> **PROBLEM STATEMENT**
Give back the entire listing verbatim.

<<<<

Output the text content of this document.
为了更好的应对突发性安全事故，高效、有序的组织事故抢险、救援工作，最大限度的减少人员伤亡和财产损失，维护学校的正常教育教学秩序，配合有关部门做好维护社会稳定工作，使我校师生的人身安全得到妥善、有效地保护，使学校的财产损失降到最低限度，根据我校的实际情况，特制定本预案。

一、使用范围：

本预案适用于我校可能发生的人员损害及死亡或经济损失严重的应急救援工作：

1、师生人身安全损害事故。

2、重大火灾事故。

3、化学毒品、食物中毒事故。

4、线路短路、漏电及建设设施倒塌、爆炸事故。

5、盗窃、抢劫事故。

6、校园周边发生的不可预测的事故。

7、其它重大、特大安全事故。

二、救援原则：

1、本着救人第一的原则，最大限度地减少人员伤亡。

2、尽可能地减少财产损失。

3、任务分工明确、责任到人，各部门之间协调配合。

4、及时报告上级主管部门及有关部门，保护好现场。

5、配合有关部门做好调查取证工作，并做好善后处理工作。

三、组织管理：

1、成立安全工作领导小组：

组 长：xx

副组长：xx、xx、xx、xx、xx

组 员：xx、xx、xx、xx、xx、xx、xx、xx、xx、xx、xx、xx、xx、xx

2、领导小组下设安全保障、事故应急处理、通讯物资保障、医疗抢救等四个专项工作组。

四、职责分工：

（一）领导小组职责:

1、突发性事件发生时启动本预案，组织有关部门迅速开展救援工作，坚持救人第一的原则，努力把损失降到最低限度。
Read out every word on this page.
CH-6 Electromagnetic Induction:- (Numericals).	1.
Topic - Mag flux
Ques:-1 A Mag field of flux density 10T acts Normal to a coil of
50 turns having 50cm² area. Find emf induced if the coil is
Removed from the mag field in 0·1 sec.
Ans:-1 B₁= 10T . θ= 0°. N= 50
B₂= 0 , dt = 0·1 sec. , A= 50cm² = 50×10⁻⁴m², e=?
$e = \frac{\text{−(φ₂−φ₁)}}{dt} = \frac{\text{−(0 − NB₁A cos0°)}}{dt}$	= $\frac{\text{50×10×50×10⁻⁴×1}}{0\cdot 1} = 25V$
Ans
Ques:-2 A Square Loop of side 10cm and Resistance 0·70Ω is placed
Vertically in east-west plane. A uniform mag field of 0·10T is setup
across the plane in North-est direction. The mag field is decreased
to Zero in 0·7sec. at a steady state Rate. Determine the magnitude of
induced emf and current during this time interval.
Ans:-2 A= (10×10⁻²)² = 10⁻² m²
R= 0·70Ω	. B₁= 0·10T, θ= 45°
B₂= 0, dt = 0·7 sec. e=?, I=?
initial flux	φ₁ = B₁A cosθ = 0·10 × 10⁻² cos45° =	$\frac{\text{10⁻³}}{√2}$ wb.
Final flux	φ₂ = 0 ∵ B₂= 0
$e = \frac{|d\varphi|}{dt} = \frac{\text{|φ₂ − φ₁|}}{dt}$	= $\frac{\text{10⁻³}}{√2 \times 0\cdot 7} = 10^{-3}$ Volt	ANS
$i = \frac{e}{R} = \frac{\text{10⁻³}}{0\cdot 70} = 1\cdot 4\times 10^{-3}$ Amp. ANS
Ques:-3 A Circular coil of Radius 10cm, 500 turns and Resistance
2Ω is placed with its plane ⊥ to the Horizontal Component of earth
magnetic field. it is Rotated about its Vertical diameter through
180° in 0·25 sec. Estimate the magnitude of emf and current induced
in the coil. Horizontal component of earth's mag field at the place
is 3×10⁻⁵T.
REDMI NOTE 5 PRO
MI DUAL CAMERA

>>>>

> **WRITTEN RESPONSE**
Output the text content of this document.
为了更好的应对突发性安全事故，高效、有序的组织事故抢险、救援工作，最大限度的减少人员伤亡和财产损失，维护学校的正常教育教学秩序，配合有关部门做好维护社会稳定工作，使我校师生的人身安全得到妥善、有效地保护，使学校的财产损失降到最低限度，根据我校的实际情况，特制定本预案。

一、使用范围：

本预案适用于我校可能发生的人员损害及死亡或经济损失严重的应急救援工作：

1、师生人身安全损害事故。

2、重大火灾事故。

3、化学毒品、食物中毒事故。

4、线路短路、漏电及建设设施倒塌、爆炸事故。

5、盗窃、抢劫事故。

6、校园周边发生的不可预测的事故。

7、其它重大、特大安全事故。

二、救援原则：

1、本着救人第一的原则，最大限度地减少人员伤亡。

2、尽可能地减少财产损失。

3、任务分工明确、责任到人，各部门之间协调配合。

4、及时报告上级主管部门及有关部门，保护好现场。

5、配合有关部门做好调查取证工作，并做好善后处理工作。

三、组织管理：

1、成立安全工作领导小组：

组 长：xx

副组长：xx、xx、xx、xx、xx

组 员：xx、xx、xx、xx、xx、xx、xx、xx、xx、xx、xx、xx、xx、xx

2、领导小组下设安全保障、事故应急处理、通讯物资保障、医疗抢救等四个专项工作组。

四、职责分工：

（一）领导小组职责:

1、突发性事件发生时启动本预案，组织有关部门迅速开展救援工作，坚持救人第一的原则，努力把损失降到最低限度。
Read out every word on this page.
CH-6 Electromagnetic Induction:- (Numericals).	1.
Topic - Mag flux
Ques:-1 A Mag field of flux density 10T acts Normal to a coil of
50 turns having 50cm² area. Find emf induced if the coil is
Removed from the mag field in 0·1 sec.
Ans:-1 B₁= 10T . θ= 0°. N= 50
B₂= 0 , dt = 0·1 sec. , A= 50cm² = 50×10⁻⁴m², e=?
$e = \frac{\text{−(φ₂−φ₁)}}{dt} = \frac{\text{−(0 − NB₁A cos0°)}}{dt}$	= $\frac{\text{50×10×50×10⁻⁴×1}}{0\cdot 1} = 25V$
Ans
Ques:-2 A Square Loop of side 10cm and Resistance 0·70Ω is placed
Vertically in east-west plane. A uniform mag field of 0·10T is setup
across the plane in North-est direction. The mag field is decreased
to Zero in 0·7sec. at a steady state Rate. Determine the magnitude of
induced emf and current during this time interval.
Ans:-2 A= (10×10⁻²)² = 10⁻² m²
R= 0·70Ω	. B₁= 0·10T, θ= 45°
B₂= 0, dt = 0·7 sec. e=?, I=?
initial flux	φ₁ = B₁A cosθ = 0·10 × 10⁻² cos45° =	$\frac{\text{10⁻³}}{√2}$ wb.
Final flux	φ₂ = 0 ∵ B₂= 0
$e = \frac{|d\varphi|}{dt} = \frac{\text{|φ₂ − φ₁|}}{dt}$	= $\frac{\text{10⁻³}}{√2 \times 0\cdot 7} = 10^{-3}$ Volt	ANS
$i = \frac{e}{R} = \frac{\text{10⁻³}}{0\cdot 70} = 1\cdot 4\times 10^{-3}$ Amp. ANS
Ques:-3 A Circular coil of Radius 10cm, 500 turns and Resistance
2Ω is placed with its plane ⊥ to the Horizontal Component of earth
magnetic field. it is Rotated about its Vertical diameter through
180° in 0·25 sec. Estimate the magnitude of emf and current induced
in the coil. Horizontal component of earth's mag field at the place
is 3×10⁻⁵T.
REDMI NOTE 5 PRO
MI DUAL CAMERA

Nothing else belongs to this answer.